#### EXERCISE GOAL
Reproduce the data that follows in its entirety, character for character.

#### MATERIAL SHOWN
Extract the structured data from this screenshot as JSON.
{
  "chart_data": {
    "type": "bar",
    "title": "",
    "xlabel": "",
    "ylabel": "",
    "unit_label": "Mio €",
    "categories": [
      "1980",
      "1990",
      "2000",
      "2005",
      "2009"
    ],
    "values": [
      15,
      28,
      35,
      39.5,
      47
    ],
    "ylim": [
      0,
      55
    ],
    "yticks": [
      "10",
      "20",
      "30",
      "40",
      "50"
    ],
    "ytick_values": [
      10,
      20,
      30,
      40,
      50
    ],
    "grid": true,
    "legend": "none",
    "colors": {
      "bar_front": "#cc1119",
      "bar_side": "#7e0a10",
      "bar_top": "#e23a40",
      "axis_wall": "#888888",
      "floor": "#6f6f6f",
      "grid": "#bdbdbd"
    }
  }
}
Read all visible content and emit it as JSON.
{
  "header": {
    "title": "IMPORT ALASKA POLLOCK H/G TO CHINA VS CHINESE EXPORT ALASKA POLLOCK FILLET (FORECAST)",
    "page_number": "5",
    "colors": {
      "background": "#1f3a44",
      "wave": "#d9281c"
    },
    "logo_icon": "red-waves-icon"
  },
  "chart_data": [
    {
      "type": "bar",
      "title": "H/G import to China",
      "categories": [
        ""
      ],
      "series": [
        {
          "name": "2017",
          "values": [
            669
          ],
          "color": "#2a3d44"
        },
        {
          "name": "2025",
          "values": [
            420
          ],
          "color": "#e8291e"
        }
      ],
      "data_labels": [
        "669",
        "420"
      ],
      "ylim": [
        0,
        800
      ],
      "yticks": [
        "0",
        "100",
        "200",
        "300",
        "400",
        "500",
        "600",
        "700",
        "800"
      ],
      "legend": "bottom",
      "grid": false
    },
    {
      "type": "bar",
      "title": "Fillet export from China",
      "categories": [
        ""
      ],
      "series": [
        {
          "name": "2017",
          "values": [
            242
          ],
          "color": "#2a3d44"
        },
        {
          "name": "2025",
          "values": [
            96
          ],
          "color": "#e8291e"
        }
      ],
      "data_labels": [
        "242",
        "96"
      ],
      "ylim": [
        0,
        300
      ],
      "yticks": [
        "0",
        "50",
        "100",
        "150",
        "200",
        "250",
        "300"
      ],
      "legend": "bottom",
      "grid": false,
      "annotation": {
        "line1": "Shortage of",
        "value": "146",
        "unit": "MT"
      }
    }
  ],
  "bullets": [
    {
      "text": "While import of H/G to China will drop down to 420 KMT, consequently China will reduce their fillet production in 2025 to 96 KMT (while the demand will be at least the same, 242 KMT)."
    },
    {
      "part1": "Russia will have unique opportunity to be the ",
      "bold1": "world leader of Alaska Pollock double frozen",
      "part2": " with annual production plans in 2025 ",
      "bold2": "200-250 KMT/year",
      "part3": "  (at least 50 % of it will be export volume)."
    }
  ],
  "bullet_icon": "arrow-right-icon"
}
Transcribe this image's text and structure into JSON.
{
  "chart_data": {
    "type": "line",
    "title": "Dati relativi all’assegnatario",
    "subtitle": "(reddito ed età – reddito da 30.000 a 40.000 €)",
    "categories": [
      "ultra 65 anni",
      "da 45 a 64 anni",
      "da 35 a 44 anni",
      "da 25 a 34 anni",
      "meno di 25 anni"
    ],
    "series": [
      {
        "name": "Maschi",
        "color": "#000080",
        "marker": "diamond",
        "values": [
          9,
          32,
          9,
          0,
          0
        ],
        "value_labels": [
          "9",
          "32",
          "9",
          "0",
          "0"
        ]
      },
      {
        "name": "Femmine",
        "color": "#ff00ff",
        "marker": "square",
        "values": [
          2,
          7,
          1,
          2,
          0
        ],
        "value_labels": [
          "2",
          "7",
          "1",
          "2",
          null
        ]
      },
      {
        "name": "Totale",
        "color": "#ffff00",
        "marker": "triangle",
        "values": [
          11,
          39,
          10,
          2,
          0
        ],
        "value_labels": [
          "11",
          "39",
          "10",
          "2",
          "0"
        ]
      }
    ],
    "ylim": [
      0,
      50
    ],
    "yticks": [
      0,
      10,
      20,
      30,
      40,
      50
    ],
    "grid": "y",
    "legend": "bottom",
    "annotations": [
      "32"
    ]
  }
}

#### SOLUTION
Extract the structured data from this screenshot as JSON.
{
  "chart_data": {
    "type": "bar",
    "title": "",
    "xlabel": "",
    "ylabel": "",
    "unit_label": "Mio €",
    "categories": [
      "1980",
      "1990",
      "2000",
      "2005",
      "2009"
    ],
    "values": [
      15,
      28,
      35,
      39.5,
      47
    ],
    "ylim": [
      0,
      55
    ],
    "yticks": [
      "10",
      "20",
      "30",
      "40",
      "50"
    ],
    "ytick_values": [
      10,
      20,
      30,
      40,
      50
    ],
    "grid": true,
    "legend": "none",
    "colors": {
      "bar_front": "#cc1119",
      "bar_side": "#7e0a10",
      "bar_top": "#e23a40",
      "axis_wall": "#888888",
      "floor": "#6f6f6f",
      "grid": "#bdbdbd"
    }
  }
}
Read all visible content and emit it as JSON.
{
  "header": {
    "title": "IMPORT ALASKA POLLOCK H/G TO CHINA VS CHINESE EXPORT ALASKA POLLOCK FILLET (FORECAST)",
    "page_number": "5",
    "colors": {
      "background": "#1f3a44",
      "wave": "#d9281c"
    },
    "logo_icon": "red-waves-icon"
  },
  "chart_data": [
    {
      "type": "bar",
      "title": "H/G import to China",
      "categories": [
        ""
      ],
      "series": [
        {
          "name": "2017",
          "values": [
            669
          ],
          "color": "#2a3d44"
        },
        {
          "name": "2025",
          "values": [
            420
          ],
          "color": "#e8291e"
        }
      ],
      "data_labels": [
        "669",
        "420"
      ],
      "ylim": [
        0,
        800
      ],
      "yticks": [
        "0",
        "100",
        "200",
        "300",
        "400",
        "500",
        "600",
        "700",
        "800"
      ],
      "legend": "bottom",
      "grid": false
    },
    {
      "type": "bar",
      "title": "Fillet export from China",
      "categories": [
        ""
      ],
      "series": [
        {
          "name": "2017",
          "values": [
            242
          ],
          "color": "#2a3d44"
        },
        {
          "name": "2025",
          "values": [
            96
          ],
          "color": "#e8291e"
        }
      ],
      "data_labels": [
        "242",
        "96"
      ],
      "ylim": [
        0,
        300
      ],
      "yticks": [
        "0",
        "50",
        "100",
        "150",
        "200",
        "250",
        "300"
      ],
      "legend": "bottom",
      "grid": false,
      "annotation": {
        "line1": "Shortage of",
        "value": "146",
        "unit": "MT"
      }
    }
  ],
  "bullets": [
    {
      "text": "While import of H/G to China will drop down to 420 KMT, consequently China will reduce their fillet production in 2025 to 96 KMT (while the demand will be at least the same, 242 KMT)."
    },
    {
      "part1": "Russia will have unique opportunity to be the ",
      "bold1": "world leader of Alaska Pollock double frozen",
      "part2": " with annual production plans in 2025 ",
      "bold2": "200-250 KMT/year",
      "part3": "  (at least 50 % of it will be export volume)."
    }
  ],
  "bullet_icon": "arrow-right-icon"
}
Transcribe this image's text and structure into JSON.
{
  "chart_data": {
    "type": "line",
    "title": "Dati relativi all’assegnatario",
    "subtitle": "(reddito ed età – reddito da 30.000 a 40.000 €)",
    "categories": [
      "ultra 65 anni",
      "da 45 a 64 anni",
      "da 35 a 44 anni",
      "da 25 a 34 anni",
      "meno di 25 anni"
    ],
    "series": [
      {
        "name": "Maschi",
        "color": "#000080",
        "marker": "diamond",
        "values": [
          9,
          32,
          9,
          0,
          0
        ],
        "value_labels": [
          "9",
          "32",
          "9",
          "0",
          "0"
        ]
      },
      {
        "name": "Femmine",
        "color": "#ff00ff",
        "marker": "square",
        "values": [
          2,
          7,
          1,
          2,
          0
        ],
        "value_labels": [
          "2",
          "7",
          "1",
          "2",
          null
        ]
      },
      {
        "name": "Totale",
        "color": "#ffff00",
        "marker": "triangle",
        "values": [
          11,
          39,
          10,
          2,
          0
        ],
        "value_labels": [
          "11",
          "39",
          "10",
          "2",
          "0"
        ]
      }
    ],
    "ylim": [
      0,
      50
    ],
    "yticks": [
      0,
      10,
      20,
      30,
      40,
      50
    ],
    "grid": "y",
    "legend": "bottom",
    "annotations": [
      "32"
    ]
  }
}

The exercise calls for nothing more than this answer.